**Instruction**
Extract the full listing below without altering a single character.

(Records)
========================================================================
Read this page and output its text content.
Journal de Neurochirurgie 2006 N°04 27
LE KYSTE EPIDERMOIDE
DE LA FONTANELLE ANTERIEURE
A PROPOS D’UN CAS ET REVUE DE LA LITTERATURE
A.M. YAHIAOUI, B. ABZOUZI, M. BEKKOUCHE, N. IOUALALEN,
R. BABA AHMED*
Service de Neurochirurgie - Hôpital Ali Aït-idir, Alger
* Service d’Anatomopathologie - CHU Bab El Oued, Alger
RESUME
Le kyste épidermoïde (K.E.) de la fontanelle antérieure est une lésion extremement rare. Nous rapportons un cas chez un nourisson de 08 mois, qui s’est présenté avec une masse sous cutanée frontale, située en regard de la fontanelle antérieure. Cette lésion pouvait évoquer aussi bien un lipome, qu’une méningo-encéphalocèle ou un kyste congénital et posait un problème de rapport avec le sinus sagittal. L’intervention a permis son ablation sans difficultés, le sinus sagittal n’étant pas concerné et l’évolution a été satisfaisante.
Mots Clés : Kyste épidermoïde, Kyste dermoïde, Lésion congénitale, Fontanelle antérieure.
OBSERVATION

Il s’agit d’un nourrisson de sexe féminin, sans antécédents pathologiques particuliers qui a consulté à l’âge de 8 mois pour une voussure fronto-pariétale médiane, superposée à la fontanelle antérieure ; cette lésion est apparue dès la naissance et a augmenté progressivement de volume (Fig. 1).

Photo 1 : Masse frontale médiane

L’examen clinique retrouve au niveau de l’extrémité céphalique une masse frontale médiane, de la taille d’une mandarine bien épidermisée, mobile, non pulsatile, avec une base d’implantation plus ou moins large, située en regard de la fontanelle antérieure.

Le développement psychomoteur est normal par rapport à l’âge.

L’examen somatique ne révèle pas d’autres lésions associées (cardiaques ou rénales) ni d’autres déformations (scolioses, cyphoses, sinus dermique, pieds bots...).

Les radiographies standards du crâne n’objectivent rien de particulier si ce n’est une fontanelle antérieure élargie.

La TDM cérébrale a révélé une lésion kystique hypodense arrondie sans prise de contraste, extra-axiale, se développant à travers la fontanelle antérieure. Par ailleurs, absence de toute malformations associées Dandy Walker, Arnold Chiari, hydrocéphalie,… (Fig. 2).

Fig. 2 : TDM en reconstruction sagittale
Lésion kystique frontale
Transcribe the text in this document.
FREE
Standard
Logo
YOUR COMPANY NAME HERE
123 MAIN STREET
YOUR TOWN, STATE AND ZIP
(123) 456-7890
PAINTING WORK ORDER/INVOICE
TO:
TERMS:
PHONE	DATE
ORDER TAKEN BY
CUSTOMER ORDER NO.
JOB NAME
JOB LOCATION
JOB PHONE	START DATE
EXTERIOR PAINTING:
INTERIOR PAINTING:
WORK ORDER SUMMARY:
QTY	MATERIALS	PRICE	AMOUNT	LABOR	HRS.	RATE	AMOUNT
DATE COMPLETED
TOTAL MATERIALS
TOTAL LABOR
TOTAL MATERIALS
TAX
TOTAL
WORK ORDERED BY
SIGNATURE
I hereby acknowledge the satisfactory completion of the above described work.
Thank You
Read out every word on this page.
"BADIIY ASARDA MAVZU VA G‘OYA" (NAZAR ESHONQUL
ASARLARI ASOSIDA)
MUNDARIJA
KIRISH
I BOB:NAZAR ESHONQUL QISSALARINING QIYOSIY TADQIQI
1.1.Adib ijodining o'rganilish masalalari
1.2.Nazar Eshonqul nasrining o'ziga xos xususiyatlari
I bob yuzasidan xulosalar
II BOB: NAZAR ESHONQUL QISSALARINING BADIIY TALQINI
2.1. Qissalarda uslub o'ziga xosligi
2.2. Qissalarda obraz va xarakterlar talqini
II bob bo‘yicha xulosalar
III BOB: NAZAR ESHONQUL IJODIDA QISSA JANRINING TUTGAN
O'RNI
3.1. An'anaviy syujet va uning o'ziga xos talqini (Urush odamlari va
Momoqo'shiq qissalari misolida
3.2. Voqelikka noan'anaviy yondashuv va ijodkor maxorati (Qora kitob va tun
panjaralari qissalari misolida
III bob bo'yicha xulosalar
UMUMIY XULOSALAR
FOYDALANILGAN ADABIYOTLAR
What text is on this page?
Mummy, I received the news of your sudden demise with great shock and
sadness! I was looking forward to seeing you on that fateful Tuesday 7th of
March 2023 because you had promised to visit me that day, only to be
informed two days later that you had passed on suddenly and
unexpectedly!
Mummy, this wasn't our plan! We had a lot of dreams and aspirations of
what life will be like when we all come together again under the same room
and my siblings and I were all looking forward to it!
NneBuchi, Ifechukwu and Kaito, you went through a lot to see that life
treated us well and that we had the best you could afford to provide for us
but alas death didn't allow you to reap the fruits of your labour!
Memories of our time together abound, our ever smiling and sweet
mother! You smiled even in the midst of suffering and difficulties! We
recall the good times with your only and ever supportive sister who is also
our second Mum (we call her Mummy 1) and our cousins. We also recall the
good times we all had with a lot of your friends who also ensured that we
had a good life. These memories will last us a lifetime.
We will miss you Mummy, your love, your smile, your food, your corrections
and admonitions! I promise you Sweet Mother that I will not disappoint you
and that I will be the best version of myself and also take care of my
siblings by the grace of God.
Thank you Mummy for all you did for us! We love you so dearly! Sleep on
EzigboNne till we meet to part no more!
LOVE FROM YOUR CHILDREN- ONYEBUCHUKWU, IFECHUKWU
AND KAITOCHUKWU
========================================================================
**Finished exercise**
Read this page and output its text content.
Journal de Neurochirurgie 2006 N°04 27
LE KYSTE EPIDERMOIDE
DE LA FONTANELLE ANTERIEURE
A PROPOS D’UN CAS ET REVUE DE LA LITTERATURE
A.M. YAHIAOUI, B. ABZOUZI, M. BEKKOUCHE, N. IOUALALEN,
R. BABA AHMED*
Service de Neurochirurgie - Hôpital Ali Aït-idir, Alger
* Service d’Anatomopathologie - CHU Bab El Oued, Alger
RESUME
Le kyste épidermoïde (K.E.) de la fontanelle antérieure est une lésion extremement rare. Nous rapportons un cas chez un nourisson de 08 mois, qui s’est présenté avec une masse sous cutanée frontale, située en regard de la fontanelle antérieure. Cette lésion pouvait évoquer aussi bien un lipome, qu’une méningo-encéphalocèle ou un kyste congénital et posait un problème de rapport avec le sinus sagittal. L’intervention a permis son ablation sans difficultés, le sinus sagittal n’étant pas concerné et l’évolution a été satisfaisante.
Mots Clés : Kyste épidermoïde, Kyste dermoïde, Lésion congénitale, Fontanelle antérieure.
OBSERVATION

Il s’agit d’un nourrisson de sexe féminin, sans antécédents pathologiques particuliers qui a consulté à l’âge de 8 mois pour une voussure fronto-pariétale médiane, superposée à la fontanelle antérieure ; cette lésion est apparue dès la naissance et a augmenté progressivement de volume (Fig. 1).

Photo 1 : Masse frontale médiane

L’examen clinique retrouve au niveau de l’extrémité céphalique une masse frontale médiane, de la taille d’une mandarine bien épidermisée, mobile, non pulsatile, avec une base d’implantation plus ou moins large, située en regard de la fontanelle antérieure.

Le développement psychomoteur est normal par rapport à l’âge.

L’examen somatique ne révèle pas d’autres lésions associées (cardiaques ou rénales) ni d’autres déformations (scolioses, cyphoses, sinus dermique, pieds bots...).

Les radiographies standards du crâne n’objectivent rien de particulier si ce n’est une fontanelle antérieure élargie.

La TDM cérébrale a révélé une lésion kystique hypodense arrondie sans prise de contraste, extra-axiale, se développant à travers la fontanelle antérieure. Par ailleurs, absence de toute malformations associées Dandy Walker, Arnold Chiari, hydrocéphalie,… (Fig. 2).

Fig. 2 : TDM en reconstruction sagittale
Lésion kystique frontale
Transcribe the text in this document.
FREE
Standard
Logo
YOUR COMPANY NAME HERE
123 MAIN STREET
YOUR TOWN, STATE AND ZIP
(123) 456-7890
PAINTING WORK ORDER/INVOICE
TO:
TERMS:
PHONE	DATE
ORDER TAKEN BY
CUSTOMER ORDER NO.
JOB NAME
JOB LOCATION
JOB PHONE	START DATE
EXTERIOR PAINTING:
INTERIOR PAINTING:
WORK ORDER SUMMARY:
QTY	MATERIALS	PRICE	AMOUNT	LABOR	HRS.	RATE	AMOUNT
DATE COMPLETED
TOTAL MATERIALS
TOTAL LABOR
TOTAL MATERIALS
TAX
TOTAL
WORK ORDERED BY
SIGNATURE
I hereby acknowledge the satisfactory completion of the above described work.
Thank You
Read out every word on this page.
"BADIIY ASARDA MAVZU VA G‘OYA" (NAZAR ESHONQUL
ASARLARI ASOSIDA)
MUNDARIJA
KIRISH
I BOB:NAZAR ESHONQUL QISSALARINING QIYOSIY TADQIQI
1.1.Adib ijodining o'rganilish masalalari
1.2.Nazar Eshonqul nasrining o'ziga xos xususiyatlari
I bob yuzasidan xulosalar
II BOB: NAZAR ESHONQUL QISSALARINING BADIIY TALQINI
2.1. Qissalarda uslub o'ziga xosligi
2.2. Qissalarda obraz va xarakterlar talqini
II bob bo‘yicha xulosalar
III BOB: NAZAR ESHONQUL IJODIDA QISSA JANRINING TUTGAN
O'RNI
3.1. An'anaviy syujet va uning o'ziga xos talqini (Urush odamlari va
Momoqo'shiq qissalari misolida
3.2. Voqelikka noan'anaviy yondashuv va ijodkor maxorati (Qora kitob va tun
panjaralari qissalari misolida
III bob bo'yicha xulosalar
UMUMIY XULOSALAR
FOYDALANILGAN ADABIYOTLAR
What text is on this page?
Mummy, I received the news of your sudden demise with great shock and
sadness! I was looking forward to seeing you on that fateful Tuesday 7th of
March 2023 because you had promised to visit me that day, only to be
informed two days later that you had passed on suddenly and
unexpectedly!
Mummy, this wasn't our plan! We had a lot of dreams and aspirations of
what life will be like when we all come together again under the same room
and my siblings and I were all looking forward to it!
NneBuchi, Ifechukwu and Kaito, you went through a lot to see that life
treated us well and that we had the best you could afford to provide for us
but alas death didn't allow you to reap the fruits of your labour!
Memories of our time together abound, our ever smiling and sweet
mother! You smiled even in the midst of suffering and difficulties! We
recall the good times with your only and ever supportive sister who is also
our second Mum (we call her Mummy 1) and our cousins. We also recall the
good times we all had with a lot of your friends who also ensured that we
had a good life. These memories will last us a lifetime.
We will miss you Mummy, your love, your smile, your food, your corrections
and admonitions! I promise you Sweet Mother that I will not disappoint you
and that I will be the best version of myself and also take care of my
siblings by the grace of God.
Thank you Mummy for all you did for us! We love you so dearly! Sleep on
EzigboNne till we meet to part no more!
LOVE FROM YOUR CHILDREN- ONYEBUCHUKWU, IFECHUKWU
AND KAITOCHUKWU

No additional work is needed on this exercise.